━━━ Materials provided
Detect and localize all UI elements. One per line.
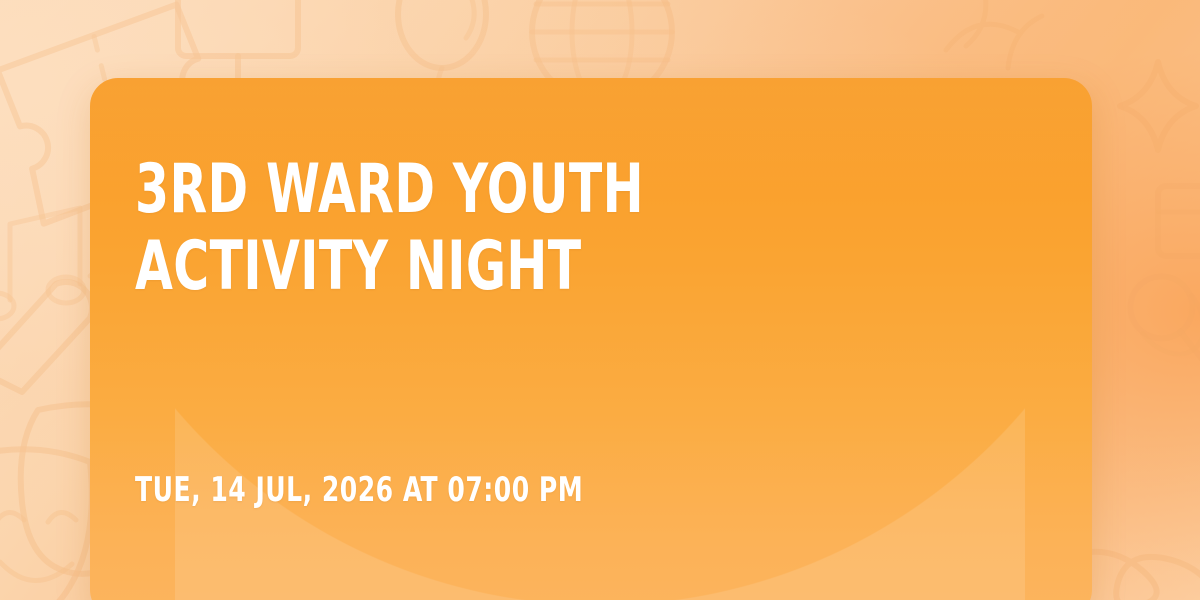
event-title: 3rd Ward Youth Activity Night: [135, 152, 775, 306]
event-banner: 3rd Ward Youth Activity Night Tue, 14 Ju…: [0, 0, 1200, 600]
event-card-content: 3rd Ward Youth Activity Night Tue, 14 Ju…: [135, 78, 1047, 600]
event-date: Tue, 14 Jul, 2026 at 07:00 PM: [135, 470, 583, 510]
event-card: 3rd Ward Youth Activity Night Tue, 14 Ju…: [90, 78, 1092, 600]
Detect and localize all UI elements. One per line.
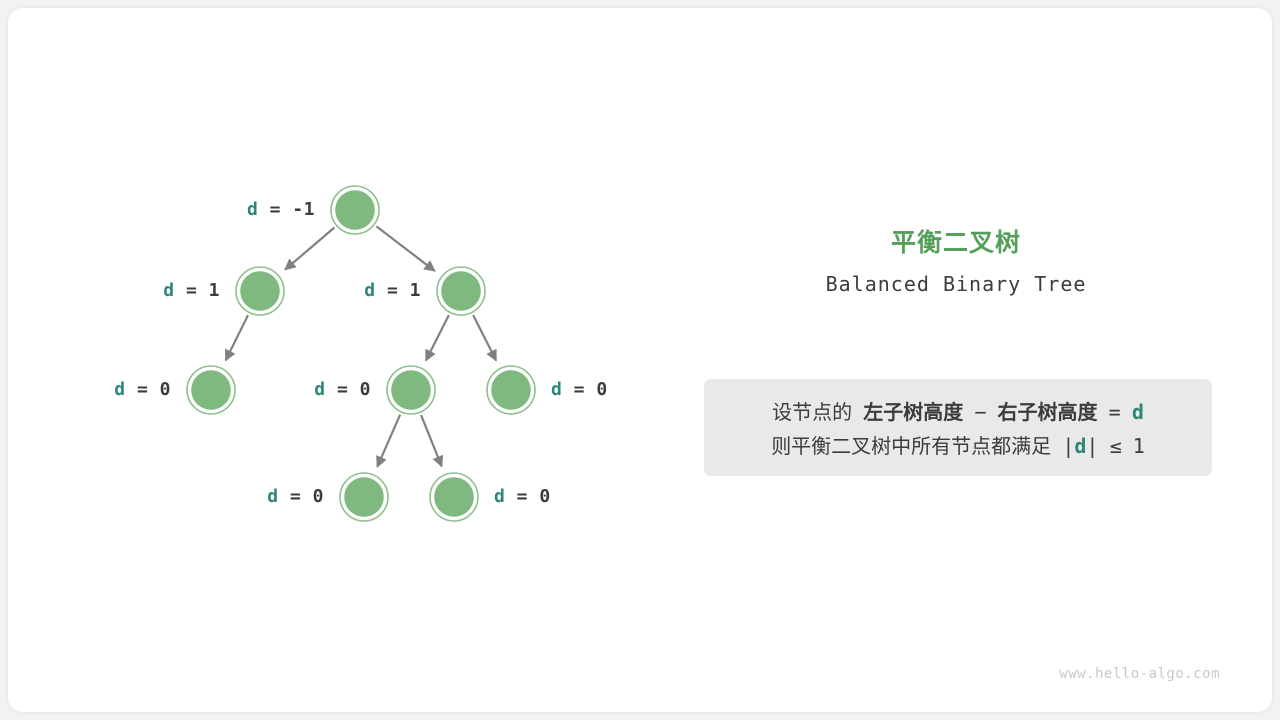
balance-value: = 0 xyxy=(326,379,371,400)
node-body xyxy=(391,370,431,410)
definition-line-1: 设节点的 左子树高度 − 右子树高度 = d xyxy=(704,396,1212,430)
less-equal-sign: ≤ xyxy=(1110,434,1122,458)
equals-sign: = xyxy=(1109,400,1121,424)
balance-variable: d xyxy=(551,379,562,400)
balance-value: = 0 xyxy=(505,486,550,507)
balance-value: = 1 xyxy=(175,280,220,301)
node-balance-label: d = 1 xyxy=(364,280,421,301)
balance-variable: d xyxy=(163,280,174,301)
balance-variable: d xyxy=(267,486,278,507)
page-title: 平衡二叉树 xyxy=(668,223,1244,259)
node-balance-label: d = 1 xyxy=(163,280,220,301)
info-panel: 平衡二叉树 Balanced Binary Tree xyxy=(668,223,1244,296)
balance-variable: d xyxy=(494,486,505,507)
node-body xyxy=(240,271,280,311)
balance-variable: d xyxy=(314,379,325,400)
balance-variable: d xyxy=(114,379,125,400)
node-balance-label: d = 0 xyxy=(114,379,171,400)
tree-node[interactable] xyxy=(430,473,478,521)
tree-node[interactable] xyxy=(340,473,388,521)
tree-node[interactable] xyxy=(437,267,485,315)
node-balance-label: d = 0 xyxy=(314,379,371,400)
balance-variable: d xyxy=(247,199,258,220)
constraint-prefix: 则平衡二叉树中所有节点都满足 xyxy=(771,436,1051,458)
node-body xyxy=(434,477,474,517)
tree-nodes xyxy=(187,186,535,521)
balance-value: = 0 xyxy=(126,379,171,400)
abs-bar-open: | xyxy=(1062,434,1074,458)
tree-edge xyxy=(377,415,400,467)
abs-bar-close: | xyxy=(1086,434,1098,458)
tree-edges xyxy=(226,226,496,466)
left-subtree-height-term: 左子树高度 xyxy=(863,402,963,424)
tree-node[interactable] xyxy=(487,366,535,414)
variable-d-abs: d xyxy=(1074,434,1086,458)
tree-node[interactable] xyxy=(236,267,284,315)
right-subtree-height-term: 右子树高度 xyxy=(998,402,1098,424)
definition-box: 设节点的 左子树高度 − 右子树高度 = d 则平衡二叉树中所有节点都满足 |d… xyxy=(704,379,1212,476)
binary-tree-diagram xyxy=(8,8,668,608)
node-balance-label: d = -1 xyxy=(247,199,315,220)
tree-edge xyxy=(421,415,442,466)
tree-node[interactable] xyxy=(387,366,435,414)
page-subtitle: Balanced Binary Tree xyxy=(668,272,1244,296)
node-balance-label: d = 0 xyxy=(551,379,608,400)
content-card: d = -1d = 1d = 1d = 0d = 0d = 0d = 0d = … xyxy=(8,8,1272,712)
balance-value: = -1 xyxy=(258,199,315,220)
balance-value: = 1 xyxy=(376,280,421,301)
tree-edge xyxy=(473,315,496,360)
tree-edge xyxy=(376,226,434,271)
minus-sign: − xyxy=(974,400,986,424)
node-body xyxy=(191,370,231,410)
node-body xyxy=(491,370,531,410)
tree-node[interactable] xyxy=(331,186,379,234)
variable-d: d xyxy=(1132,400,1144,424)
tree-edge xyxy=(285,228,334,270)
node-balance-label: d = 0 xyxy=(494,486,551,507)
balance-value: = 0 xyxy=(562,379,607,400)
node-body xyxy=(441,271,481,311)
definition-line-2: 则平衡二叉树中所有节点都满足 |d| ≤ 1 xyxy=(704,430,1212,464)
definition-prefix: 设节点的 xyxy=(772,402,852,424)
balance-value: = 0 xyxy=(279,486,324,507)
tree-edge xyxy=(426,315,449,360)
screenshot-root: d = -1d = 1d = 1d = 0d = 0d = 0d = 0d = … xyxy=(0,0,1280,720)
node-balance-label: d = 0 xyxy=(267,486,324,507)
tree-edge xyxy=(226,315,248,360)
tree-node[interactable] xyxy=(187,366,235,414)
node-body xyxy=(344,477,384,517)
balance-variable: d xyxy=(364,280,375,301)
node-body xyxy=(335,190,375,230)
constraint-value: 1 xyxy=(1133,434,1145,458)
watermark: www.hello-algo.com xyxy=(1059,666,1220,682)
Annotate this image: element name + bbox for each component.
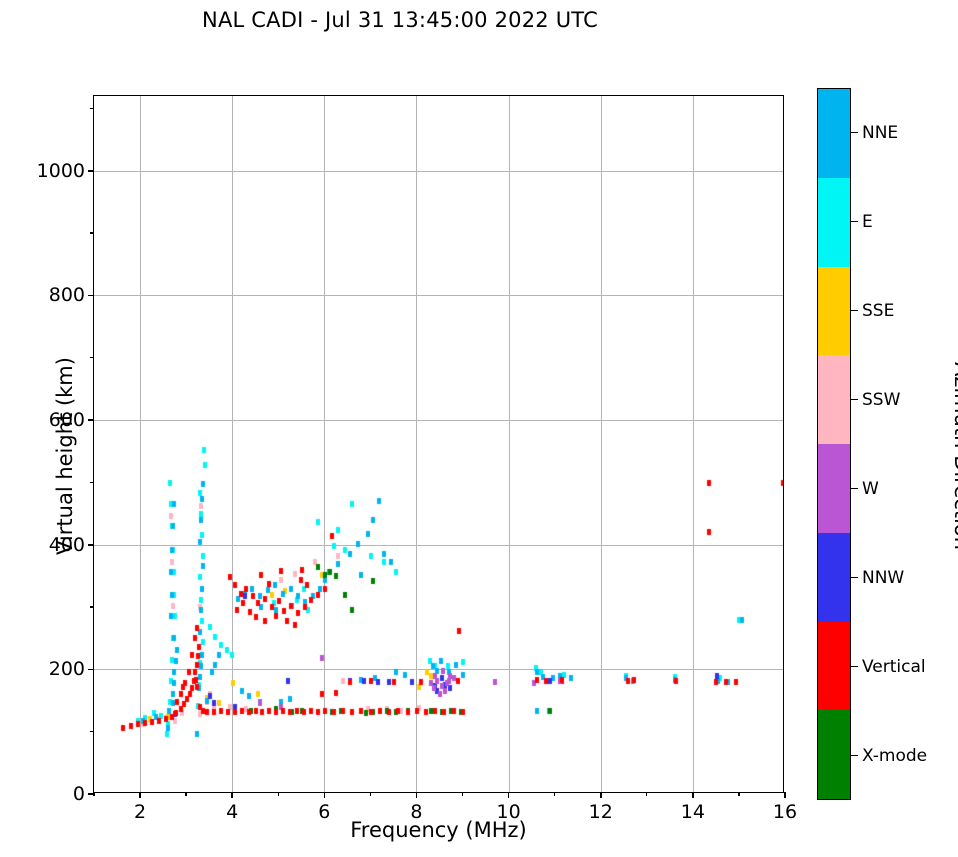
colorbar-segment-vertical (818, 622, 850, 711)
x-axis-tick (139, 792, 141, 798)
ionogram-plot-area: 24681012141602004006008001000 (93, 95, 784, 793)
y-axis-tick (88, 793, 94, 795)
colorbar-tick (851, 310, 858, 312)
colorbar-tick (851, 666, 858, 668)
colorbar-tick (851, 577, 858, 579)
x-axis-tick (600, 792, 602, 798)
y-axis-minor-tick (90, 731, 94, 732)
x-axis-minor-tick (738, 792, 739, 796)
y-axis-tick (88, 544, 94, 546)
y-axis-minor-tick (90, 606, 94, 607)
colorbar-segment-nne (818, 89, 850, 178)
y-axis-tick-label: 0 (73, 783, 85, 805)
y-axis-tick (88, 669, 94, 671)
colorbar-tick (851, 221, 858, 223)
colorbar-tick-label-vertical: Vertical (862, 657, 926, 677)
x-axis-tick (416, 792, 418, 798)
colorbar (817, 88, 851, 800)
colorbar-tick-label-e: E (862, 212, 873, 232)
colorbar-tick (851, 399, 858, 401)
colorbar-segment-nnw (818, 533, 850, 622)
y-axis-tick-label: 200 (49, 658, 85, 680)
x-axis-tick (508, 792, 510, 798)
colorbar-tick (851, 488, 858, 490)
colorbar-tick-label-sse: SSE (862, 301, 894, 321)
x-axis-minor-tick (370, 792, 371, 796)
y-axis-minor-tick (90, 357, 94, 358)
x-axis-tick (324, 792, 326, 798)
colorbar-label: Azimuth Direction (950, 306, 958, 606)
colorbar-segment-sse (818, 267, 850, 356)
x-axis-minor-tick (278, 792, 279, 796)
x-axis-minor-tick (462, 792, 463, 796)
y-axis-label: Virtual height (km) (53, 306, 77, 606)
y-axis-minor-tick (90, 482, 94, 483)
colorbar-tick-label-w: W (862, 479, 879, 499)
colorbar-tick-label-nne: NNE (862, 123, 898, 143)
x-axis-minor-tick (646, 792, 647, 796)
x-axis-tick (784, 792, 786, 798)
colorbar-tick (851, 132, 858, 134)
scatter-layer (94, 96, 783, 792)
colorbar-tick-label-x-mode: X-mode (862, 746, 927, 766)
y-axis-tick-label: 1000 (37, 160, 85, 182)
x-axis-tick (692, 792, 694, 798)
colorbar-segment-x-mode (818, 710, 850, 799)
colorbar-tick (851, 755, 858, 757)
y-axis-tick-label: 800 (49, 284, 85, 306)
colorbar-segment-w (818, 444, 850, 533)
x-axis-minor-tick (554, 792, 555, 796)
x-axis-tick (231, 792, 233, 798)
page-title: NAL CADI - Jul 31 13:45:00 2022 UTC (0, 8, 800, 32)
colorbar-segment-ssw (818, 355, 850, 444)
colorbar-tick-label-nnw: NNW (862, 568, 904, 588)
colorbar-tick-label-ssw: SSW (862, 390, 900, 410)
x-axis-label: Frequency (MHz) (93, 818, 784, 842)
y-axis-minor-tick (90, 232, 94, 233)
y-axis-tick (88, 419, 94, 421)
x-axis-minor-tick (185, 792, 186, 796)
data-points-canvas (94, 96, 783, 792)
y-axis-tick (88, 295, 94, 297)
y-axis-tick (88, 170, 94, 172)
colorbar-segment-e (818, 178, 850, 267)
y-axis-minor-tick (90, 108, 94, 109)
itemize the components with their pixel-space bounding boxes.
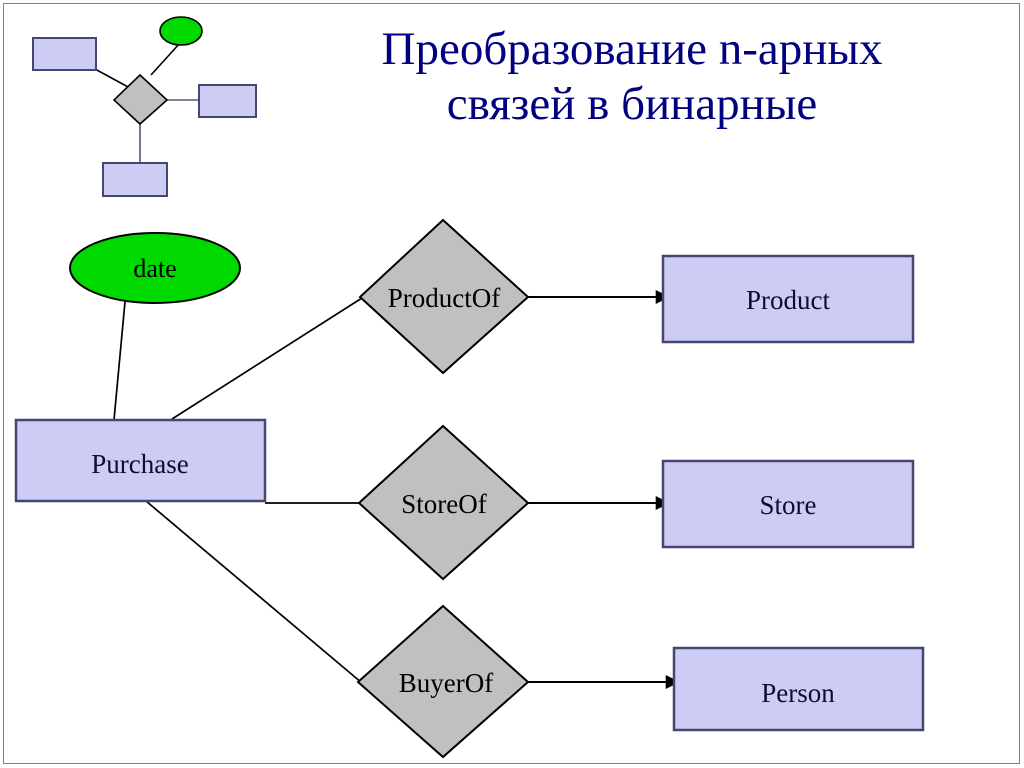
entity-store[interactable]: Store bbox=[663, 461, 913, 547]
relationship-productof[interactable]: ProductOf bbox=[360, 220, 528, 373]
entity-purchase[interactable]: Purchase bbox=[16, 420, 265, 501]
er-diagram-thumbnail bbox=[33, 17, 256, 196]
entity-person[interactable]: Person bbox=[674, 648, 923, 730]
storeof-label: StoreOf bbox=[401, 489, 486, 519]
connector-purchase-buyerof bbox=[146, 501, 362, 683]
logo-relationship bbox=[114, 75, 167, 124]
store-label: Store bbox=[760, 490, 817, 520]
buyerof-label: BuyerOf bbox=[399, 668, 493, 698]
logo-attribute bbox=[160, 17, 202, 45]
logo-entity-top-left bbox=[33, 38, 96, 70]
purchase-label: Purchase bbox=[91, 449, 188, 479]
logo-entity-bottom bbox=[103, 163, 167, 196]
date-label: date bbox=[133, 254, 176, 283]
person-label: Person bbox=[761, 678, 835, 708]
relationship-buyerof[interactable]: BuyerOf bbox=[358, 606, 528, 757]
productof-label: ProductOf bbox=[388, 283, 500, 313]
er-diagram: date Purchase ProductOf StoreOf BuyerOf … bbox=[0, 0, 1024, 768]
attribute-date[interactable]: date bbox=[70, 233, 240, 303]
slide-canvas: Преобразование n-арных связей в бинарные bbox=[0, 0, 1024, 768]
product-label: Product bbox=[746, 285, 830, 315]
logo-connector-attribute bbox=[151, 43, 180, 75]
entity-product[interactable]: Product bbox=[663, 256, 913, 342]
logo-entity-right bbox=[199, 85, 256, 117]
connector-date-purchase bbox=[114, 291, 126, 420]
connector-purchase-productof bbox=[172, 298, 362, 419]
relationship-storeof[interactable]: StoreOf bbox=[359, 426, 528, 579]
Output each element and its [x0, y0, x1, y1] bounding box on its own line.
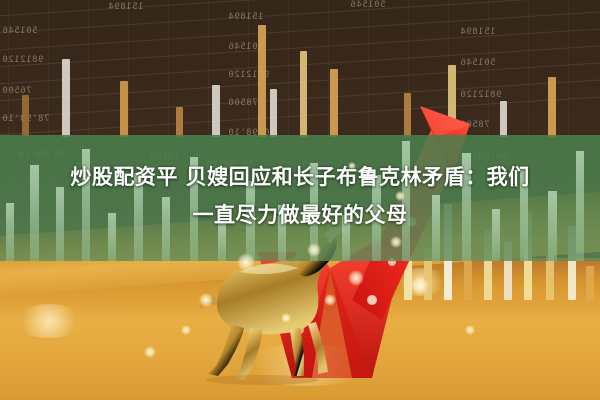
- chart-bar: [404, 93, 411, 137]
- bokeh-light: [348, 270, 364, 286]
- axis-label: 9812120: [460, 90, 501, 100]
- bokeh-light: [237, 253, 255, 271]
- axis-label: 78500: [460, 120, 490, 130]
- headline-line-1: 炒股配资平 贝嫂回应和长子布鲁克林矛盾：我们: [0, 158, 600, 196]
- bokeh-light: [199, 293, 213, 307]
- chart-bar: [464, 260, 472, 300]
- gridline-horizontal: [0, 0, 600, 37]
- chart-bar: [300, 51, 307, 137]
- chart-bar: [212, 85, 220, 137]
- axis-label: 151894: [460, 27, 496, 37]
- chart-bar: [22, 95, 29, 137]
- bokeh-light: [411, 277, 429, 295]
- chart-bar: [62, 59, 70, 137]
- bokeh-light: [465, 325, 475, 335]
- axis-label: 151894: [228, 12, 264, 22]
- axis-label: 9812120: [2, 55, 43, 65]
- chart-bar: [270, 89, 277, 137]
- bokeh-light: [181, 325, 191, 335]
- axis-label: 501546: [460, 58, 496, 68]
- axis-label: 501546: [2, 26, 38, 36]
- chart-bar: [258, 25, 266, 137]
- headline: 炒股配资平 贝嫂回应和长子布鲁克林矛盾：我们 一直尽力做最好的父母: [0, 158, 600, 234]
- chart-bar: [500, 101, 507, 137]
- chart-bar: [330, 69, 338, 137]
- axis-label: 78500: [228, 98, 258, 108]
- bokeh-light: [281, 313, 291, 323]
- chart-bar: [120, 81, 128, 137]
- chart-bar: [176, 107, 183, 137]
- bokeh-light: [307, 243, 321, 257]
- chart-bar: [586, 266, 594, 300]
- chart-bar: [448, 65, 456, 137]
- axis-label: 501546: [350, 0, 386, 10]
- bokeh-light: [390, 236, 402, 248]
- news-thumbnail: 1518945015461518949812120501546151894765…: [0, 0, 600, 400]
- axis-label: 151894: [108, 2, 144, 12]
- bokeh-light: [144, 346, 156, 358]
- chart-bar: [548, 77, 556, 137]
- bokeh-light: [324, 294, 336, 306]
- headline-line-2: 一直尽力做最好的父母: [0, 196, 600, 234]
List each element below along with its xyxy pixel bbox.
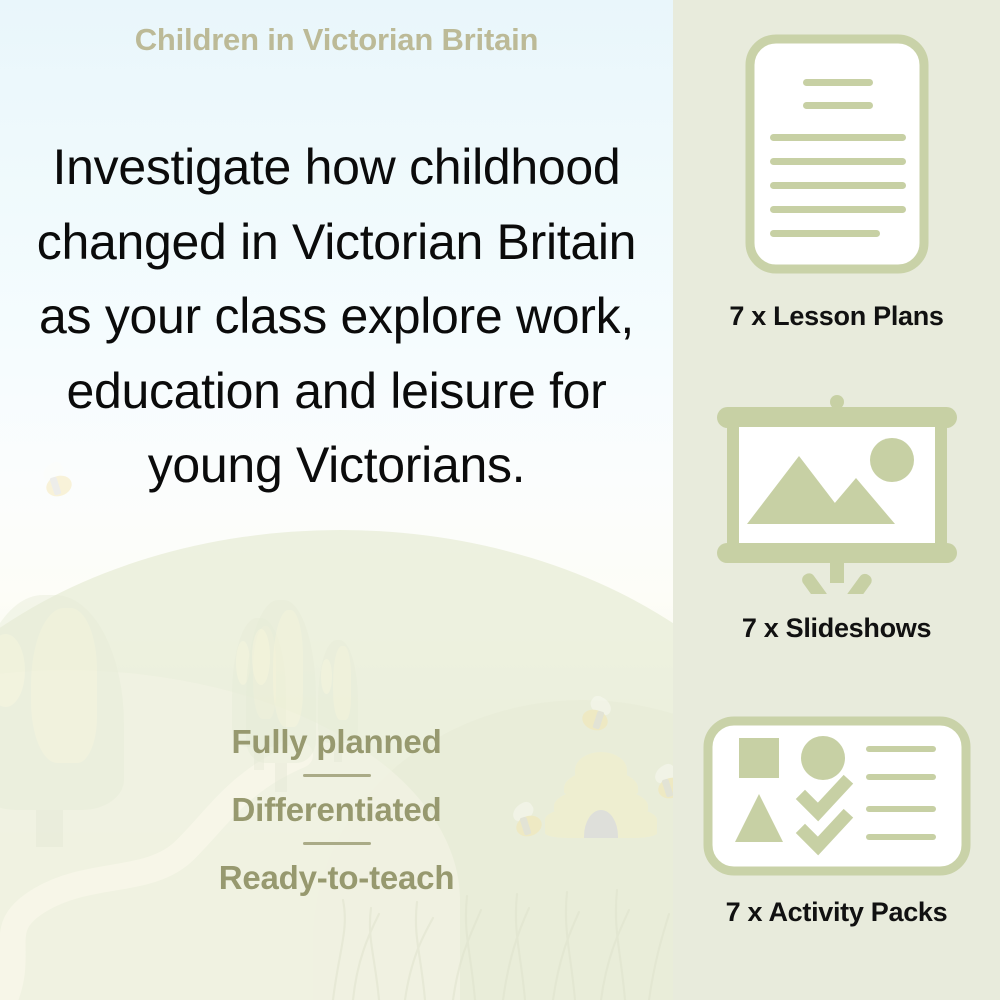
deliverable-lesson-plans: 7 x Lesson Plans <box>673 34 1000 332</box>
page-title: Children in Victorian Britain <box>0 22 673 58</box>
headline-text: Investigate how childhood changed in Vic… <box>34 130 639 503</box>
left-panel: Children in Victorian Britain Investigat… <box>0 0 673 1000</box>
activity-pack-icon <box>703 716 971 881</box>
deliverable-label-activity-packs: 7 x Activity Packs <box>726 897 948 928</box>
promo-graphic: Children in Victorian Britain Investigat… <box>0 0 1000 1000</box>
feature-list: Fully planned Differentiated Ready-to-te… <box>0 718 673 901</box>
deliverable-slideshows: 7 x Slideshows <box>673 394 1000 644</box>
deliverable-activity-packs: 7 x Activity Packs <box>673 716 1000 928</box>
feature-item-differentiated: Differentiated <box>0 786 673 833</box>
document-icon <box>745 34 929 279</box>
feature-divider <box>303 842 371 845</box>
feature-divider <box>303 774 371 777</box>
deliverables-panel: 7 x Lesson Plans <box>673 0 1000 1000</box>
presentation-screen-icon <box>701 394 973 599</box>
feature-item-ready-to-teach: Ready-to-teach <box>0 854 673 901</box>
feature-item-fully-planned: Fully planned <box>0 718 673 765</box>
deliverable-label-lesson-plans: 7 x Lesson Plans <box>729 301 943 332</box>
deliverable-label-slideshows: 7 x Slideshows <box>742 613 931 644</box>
━━━━━━
Put the lines from the one containing "event-title: 3rd Ward" through the one containing "event-date: Tue, 14" into a JSON list of strings, one string per line with any blank lines omitted.

[
  "event-title: 3rd Ward Youth Activity Night: [135, 152, 775, 306]",
  "event-banner: 3rd Ward Youth Activity Night Tue, 14 Ju…: [0, 0, 1200, 600]",
  "event-card-content: 3rd Ward Youth Activity Night Tue, 14 Ju…: [135, 78, 1047, 600]",
  "event-date: Tue, 14 Jul, 2026 at 07:00 PM: [135, 470, 583, 510]"
]